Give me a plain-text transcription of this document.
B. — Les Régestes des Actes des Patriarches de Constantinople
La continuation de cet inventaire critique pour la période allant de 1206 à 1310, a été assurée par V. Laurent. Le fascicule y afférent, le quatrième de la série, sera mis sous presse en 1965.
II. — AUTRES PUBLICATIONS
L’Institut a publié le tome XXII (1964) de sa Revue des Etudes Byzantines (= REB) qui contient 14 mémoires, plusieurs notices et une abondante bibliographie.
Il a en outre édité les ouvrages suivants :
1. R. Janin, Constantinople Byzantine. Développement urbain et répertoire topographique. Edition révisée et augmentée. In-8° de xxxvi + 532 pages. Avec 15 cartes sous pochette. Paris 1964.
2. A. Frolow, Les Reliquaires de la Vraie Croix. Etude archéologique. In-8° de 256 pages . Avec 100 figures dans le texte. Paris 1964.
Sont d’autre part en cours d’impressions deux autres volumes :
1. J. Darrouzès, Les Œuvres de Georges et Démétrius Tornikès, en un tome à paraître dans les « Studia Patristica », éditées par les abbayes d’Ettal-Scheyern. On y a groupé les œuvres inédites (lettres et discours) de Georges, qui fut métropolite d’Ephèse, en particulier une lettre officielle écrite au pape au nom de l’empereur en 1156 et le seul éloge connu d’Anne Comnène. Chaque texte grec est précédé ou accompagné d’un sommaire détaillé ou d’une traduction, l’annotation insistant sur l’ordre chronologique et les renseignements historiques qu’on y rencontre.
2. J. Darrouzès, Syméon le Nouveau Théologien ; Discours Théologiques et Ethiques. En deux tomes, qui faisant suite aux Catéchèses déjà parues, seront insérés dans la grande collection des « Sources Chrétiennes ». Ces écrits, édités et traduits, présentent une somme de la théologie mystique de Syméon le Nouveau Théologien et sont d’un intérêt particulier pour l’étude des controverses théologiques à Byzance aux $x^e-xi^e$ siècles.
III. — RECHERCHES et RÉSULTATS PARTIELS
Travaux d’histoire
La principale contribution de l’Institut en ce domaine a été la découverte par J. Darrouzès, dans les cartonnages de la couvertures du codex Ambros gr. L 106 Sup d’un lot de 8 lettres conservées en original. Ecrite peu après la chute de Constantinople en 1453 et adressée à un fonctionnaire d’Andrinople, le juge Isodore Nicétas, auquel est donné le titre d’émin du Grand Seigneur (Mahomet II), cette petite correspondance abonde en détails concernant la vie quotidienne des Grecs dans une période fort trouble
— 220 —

▬▬▬▬▬▬▬▬▬▬

Where a line holds "Paris", copy that line.

▶ _Answer to this problem_:
1. R. Janin, Constantinople Byzantine. Développement urbain et répertoire topographique. Edition révisée et augmentée. In-8° de xxxvi + 532 pages. Avec 15 cartes sous pochette. Paris 1964.
2. A. Frolow, Les Reliquaires de la Vraie Croix. Etude archéologique. In-8° de 256 pages . Avec 100 figures dans le texte. Paris 1964.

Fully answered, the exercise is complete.